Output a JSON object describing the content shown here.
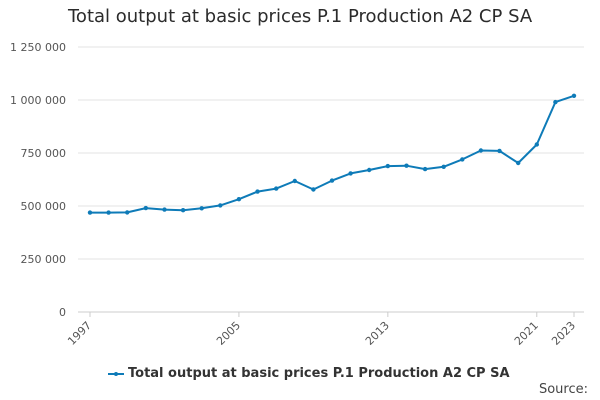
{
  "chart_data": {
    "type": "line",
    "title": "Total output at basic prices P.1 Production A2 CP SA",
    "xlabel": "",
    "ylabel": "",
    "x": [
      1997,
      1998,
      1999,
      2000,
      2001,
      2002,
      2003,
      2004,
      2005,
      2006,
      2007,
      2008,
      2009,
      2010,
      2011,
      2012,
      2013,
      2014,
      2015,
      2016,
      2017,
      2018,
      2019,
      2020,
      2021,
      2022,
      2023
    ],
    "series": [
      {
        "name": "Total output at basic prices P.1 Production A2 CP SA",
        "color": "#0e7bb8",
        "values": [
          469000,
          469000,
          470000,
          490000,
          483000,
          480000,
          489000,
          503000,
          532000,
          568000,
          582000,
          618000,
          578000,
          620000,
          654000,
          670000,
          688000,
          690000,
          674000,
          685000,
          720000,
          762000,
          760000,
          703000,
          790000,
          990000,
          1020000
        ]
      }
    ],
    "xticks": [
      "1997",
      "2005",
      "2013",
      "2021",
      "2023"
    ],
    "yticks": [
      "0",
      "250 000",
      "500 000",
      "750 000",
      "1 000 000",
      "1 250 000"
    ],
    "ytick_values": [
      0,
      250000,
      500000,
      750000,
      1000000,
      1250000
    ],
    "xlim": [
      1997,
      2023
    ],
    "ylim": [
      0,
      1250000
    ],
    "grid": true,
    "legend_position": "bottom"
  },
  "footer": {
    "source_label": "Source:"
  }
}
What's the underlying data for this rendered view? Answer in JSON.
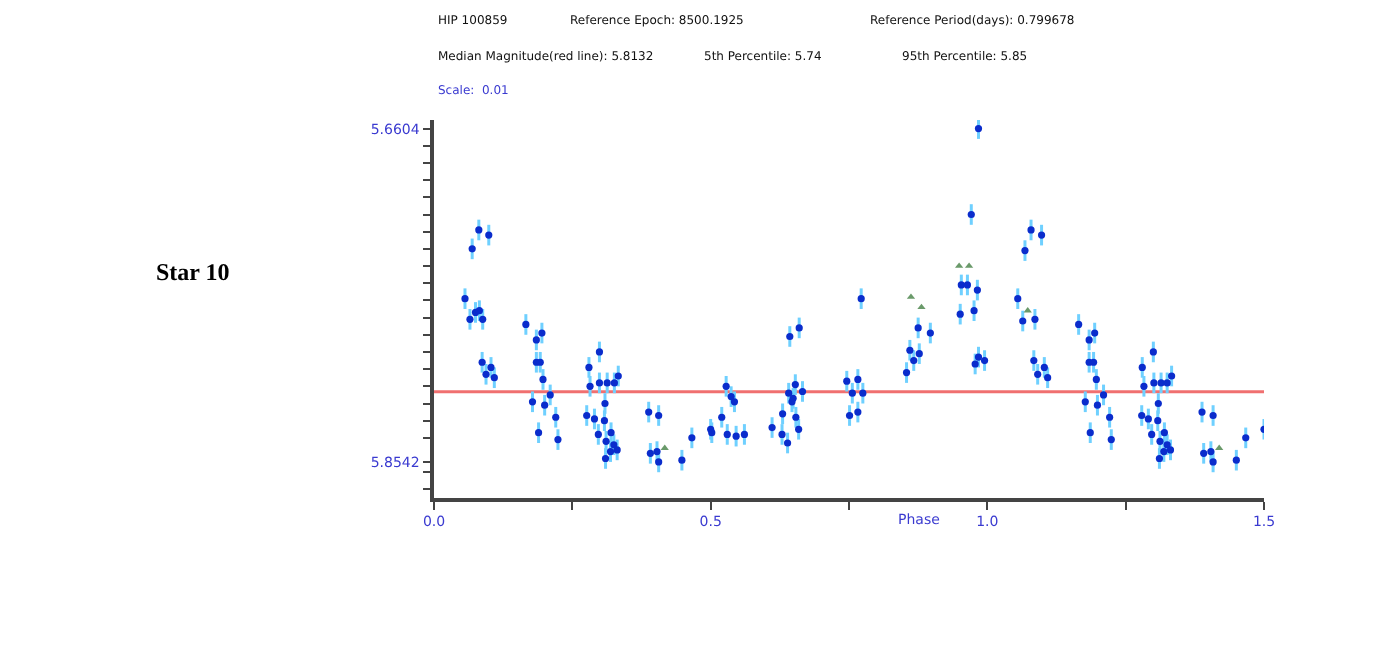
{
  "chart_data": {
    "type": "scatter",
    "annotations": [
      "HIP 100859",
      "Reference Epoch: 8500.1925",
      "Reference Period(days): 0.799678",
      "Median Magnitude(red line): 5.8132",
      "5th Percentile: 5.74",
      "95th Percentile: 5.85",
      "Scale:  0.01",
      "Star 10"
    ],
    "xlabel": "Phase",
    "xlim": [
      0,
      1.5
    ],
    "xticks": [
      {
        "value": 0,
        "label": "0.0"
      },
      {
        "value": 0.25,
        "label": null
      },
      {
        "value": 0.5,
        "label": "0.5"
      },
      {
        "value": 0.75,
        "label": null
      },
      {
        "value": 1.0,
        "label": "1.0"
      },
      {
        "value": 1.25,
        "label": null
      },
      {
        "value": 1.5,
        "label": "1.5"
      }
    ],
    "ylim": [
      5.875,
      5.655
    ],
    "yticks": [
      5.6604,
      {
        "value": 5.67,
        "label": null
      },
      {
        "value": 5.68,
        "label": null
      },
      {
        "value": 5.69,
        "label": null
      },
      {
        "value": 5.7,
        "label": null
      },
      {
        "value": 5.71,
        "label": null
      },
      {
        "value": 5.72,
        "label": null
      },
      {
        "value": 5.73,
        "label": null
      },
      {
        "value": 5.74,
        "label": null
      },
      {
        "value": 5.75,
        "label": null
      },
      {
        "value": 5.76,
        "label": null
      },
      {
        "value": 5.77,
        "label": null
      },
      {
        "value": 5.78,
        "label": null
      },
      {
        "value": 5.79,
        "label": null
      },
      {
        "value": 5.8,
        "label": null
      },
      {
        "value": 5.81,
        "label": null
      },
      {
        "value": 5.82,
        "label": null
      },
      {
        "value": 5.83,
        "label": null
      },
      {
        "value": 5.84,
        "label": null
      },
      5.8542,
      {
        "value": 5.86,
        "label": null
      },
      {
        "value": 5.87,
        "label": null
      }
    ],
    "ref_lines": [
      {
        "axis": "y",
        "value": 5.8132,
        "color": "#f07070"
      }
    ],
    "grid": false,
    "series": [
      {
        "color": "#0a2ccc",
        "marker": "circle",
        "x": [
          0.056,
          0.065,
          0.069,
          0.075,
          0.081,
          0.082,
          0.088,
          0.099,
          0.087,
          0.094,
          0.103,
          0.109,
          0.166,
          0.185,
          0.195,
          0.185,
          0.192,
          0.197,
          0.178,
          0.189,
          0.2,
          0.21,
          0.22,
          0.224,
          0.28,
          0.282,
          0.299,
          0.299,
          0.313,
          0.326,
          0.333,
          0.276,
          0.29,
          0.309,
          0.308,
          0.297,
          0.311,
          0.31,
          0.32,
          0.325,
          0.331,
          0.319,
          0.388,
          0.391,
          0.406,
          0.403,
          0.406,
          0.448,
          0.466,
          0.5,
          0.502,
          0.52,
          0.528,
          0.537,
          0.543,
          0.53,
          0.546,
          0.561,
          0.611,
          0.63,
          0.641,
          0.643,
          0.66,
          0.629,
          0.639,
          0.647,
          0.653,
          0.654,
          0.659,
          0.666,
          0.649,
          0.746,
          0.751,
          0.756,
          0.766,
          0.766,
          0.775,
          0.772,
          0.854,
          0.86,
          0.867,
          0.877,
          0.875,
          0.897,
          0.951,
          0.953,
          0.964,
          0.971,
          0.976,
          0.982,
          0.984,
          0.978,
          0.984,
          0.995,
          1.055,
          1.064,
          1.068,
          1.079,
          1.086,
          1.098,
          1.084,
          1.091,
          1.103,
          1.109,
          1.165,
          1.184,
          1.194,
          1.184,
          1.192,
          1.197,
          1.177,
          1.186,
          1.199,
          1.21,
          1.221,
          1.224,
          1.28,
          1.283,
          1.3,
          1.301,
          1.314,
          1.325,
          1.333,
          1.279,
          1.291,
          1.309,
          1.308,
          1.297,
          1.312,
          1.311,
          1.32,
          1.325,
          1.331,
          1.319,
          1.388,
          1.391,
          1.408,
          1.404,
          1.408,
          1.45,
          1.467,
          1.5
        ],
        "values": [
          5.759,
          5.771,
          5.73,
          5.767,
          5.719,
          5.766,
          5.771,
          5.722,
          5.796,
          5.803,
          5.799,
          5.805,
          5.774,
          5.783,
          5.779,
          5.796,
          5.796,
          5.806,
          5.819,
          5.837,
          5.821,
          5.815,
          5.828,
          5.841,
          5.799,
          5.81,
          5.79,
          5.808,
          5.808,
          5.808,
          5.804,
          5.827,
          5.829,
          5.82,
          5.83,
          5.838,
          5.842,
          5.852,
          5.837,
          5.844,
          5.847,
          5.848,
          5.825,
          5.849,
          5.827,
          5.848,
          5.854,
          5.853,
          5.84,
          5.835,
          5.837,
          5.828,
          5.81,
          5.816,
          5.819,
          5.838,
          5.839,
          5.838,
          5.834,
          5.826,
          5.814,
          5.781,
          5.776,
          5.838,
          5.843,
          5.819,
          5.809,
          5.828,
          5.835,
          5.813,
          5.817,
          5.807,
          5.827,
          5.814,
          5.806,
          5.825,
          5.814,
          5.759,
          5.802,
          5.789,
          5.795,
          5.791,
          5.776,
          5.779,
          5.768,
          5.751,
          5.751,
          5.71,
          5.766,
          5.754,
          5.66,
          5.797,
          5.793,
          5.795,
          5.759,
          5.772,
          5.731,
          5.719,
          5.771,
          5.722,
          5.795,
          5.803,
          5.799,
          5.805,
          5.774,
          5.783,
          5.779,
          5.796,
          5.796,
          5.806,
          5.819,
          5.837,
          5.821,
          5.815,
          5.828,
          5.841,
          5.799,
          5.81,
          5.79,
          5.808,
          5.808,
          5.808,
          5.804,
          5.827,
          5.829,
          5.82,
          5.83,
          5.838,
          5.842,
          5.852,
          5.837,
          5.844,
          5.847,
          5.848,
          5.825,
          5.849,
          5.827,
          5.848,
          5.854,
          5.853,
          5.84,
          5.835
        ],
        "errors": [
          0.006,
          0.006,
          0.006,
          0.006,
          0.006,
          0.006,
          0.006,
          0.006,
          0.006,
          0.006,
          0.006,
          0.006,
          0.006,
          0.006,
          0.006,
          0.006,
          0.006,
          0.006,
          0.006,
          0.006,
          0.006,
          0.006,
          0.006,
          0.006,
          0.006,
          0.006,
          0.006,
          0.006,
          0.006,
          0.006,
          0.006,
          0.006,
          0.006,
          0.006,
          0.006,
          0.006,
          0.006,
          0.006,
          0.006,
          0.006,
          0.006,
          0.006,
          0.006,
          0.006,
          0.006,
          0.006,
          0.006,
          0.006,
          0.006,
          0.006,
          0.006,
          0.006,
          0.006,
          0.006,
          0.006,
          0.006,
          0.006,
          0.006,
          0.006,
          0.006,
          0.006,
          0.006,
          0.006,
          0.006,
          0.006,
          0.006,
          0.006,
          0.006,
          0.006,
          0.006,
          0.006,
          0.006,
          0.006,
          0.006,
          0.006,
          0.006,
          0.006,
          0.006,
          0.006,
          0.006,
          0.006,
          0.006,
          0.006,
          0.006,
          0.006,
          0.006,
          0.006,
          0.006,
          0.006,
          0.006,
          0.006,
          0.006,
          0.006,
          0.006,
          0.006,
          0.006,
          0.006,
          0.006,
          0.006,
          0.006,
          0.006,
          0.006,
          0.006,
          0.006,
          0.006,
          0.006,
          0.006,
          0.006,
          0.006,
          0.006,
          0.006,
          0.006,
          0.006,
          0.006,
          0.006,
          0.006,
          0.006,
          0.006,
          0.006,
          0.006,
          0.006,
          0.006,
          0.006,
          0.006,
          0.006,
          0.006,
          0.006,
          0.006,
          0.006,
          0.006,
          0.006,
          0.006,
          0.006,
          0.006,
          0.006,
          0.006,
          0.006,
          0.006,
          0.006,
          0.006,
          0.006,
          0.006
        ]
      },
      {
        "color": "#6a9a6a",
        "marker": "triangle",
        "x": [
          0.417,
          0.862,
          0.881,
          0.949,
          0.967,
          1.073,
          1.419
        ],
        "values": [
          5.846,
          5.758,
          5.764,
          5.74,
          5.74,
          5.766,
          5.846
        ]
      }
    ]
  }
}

-*-*-

**PROBLEM REQUIREMENTS:** Using the listing above, say how many of its lines contain the string "basic", giving nothing but the figure.

**TASK OUTPUT:** 2